(Document):

----

There are many days when I’m sure he doesn’t know how grateful I am for him, but not a day passes when I don’t thank God for the blessing that is not only my dad, but the relationship I have with him.
I saw my dad spend his entire career in law enforcement. I watched him care for people who couldn’t care for themselves. He gave all of his working years in service, and he inspired me to pursue my own career in education; his own winding path to education showed me the true value in each moment spent in a classroom, and his journey opened so many doors for me. His sacrifices set the bar not only for a future spouse but also for my own career. I couldn’t lead a life where I wasn’t serving others.
My relationship with my dad has moved shockingly smoothly through the phases of life: from my childhood to adolescence to married life with kids. He’s always been Daddy, but he’s now also a father-in-law and Boppy. I am in awe of the grace with which he’s accepted each new title and the phase of life that goes with it.

----

Records from a data collection
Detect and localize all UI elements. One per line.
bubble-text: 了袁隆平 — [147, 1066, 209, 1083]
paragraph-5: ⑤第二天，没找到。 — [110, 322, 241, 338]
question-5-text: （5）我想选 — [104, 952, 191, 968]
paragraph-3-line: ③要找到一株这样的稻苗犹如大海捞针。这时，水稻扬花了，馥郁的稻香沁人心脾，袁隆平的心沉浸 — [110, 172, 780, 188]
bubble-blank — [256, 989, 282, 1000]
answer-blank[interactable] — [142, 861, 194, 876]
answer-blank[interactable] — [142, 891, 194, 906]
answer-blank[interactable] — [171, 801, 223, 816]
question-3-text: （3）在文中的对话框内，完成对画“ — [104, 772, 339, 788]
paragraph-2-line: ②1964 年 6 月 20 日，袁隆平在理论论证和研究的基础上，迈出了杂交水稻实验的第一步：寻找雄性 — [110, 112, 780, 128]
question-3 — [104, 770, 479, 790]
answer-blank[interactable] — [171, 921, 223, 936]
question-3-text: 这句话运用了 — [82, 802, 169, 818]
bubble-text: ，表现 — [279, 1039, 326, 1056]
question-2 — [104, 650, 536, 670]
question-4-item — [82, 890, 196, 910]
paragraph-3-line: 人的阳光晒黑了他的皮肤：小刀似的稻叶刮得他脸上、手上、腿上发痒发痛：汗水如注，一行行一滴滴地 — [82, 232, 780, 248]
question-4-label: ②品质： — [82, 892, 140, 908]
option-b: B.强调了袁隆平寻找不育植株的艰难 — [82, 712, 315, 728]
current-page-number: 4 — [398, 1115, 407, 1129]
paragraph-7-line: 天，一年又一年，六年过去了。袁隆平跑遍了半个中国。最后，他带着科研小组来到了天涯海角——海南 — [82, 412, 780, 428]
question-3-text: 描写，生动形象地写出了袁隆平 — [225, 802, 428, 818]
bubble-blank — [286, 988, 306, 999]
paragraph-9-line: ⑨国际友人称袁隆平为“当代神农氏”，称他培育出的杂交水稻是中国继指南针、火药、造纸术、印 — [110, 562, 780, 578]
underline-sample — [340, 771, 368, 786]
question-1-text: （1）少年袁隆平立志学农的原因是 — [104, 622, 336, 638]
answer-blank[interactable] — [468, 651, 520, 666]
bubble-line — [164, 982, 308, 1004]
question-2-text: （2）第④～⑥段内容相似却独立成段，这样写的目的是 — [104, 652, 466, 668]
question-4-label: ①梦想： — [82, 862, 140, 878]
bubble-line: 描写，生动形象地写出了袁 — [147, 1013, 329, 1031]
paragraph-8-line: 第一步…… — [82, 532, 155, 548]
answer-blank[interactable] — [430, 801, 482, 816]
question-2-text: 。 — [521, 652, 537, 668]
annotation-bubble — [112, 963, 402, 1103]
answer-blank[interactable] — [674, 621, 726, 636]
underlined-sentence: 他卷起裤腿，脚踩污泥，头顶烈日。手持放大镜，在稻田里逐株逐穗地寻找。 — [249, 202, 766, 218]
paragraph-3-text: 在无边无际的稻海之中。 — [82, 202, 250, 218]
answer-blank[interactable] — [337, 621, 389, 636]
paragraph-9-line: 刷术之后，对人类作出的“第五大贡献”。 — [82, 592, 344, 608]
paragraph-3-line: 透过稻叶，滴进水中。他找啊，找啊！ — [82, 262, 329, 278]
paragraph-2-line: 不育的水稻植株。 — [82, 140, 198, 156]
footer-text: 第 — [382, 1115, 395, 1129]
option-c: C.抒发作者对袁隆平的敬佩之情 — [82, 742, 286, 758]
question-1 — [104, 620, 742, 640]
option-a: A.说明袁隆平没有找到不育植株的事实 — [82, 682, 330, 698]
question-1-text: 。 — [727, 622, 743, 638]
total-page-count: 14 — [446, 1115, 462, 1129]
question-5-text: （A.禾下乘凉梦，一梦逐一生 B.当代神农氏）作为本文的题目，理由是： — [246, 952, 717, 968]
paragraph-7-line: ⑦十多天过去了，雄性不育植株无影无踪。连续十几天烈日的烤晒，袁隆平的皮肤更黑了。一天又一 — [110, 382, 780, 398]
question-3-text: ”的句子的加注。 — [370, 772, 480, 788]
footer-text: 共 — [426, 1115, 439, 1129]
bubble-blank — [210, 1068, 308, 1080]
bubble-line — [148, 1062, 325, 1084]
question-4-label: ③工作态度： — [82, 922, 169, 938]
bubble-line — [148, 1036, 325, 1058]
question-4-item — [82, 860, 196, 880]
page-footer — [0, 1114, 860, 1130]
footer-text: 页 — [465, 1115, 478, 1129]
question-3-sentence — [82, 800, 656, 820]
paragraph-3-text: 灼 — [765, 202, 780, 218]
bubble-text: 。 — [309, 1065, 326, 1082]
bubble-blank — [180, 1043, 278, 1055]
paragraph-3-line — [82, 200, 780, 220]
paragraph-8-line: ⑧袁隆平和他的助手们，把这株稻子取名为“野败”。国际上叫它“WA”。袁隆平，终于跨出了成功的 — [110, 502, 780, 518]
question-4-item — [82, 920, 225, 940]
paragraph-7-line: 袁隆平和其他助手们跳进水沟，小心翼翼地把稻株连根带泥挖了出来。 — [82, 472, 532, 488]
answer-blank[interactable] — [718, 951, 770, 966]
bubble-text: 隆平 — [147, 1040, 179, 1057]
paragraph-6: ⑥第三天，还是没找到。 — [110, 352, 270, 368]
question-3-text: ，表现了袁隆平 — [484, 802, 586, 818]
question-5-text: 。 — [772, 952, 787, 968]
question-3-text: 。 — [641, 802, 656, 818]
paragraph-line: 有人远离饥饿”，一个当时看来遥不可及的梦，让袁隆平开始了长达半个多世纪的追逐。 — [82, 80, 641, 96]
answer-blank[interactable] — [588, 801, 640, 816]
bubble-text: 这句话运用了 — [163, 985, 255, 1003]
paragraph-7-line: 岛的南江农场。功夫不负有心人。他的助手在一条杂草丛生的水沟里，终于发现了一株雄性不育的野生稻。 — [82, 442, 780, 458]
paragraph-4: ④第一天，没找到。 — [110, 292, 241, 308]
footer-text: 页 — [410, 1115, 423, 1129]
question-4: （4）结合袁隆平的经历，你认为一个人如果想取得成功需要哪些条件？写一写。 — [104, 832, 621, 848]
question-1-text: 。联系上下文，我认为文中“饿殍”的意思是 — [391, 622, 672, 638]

----

(Goals):
1. In the reflection on the writer's father, what led the writer to pursue a career in education? Answer in one to three sentences.
2. Carry the reflection on the writer's father forward from its final sentence.
The records have no connection to the text.

(Task answers):
1. The father inspired the writer to pursue a career in education. His own winding path to education showed the writer the true value in each moment spent in a classroom, and his journey opened many doors for the writer.

2.
I did not have the blessing of amazing relationships with my own grandfathers, but my dad did. He remembers what that felt like—the magic of a special adventure, of his grandfather’s voice telling him a story, of fishing on a lake.
My children adore and trust my daddy, as I always have.
Watching this wonderful man develop his relationship with his grandchildren makes me love him even more. From those first days with my oldest, when he honestly had no idea how to hold a sleeping newborn, to the last three years when he has been the nearly daily childcare provider for my littlest. My three kids are in wildly different stages of life, and this father of one is simultaneously supporting our family through a pre-teen athlete, a fairy princess, and a wild toddler. And he’s IN it with us.
My dad was in the dirty, gritty, tough details of my entire life, and he’s living it again with his grandchildren. He is an integral part of our family, and I cheer every time he says yes to another dinner, a family trip, or yet another season of supporting nutty sports schedules.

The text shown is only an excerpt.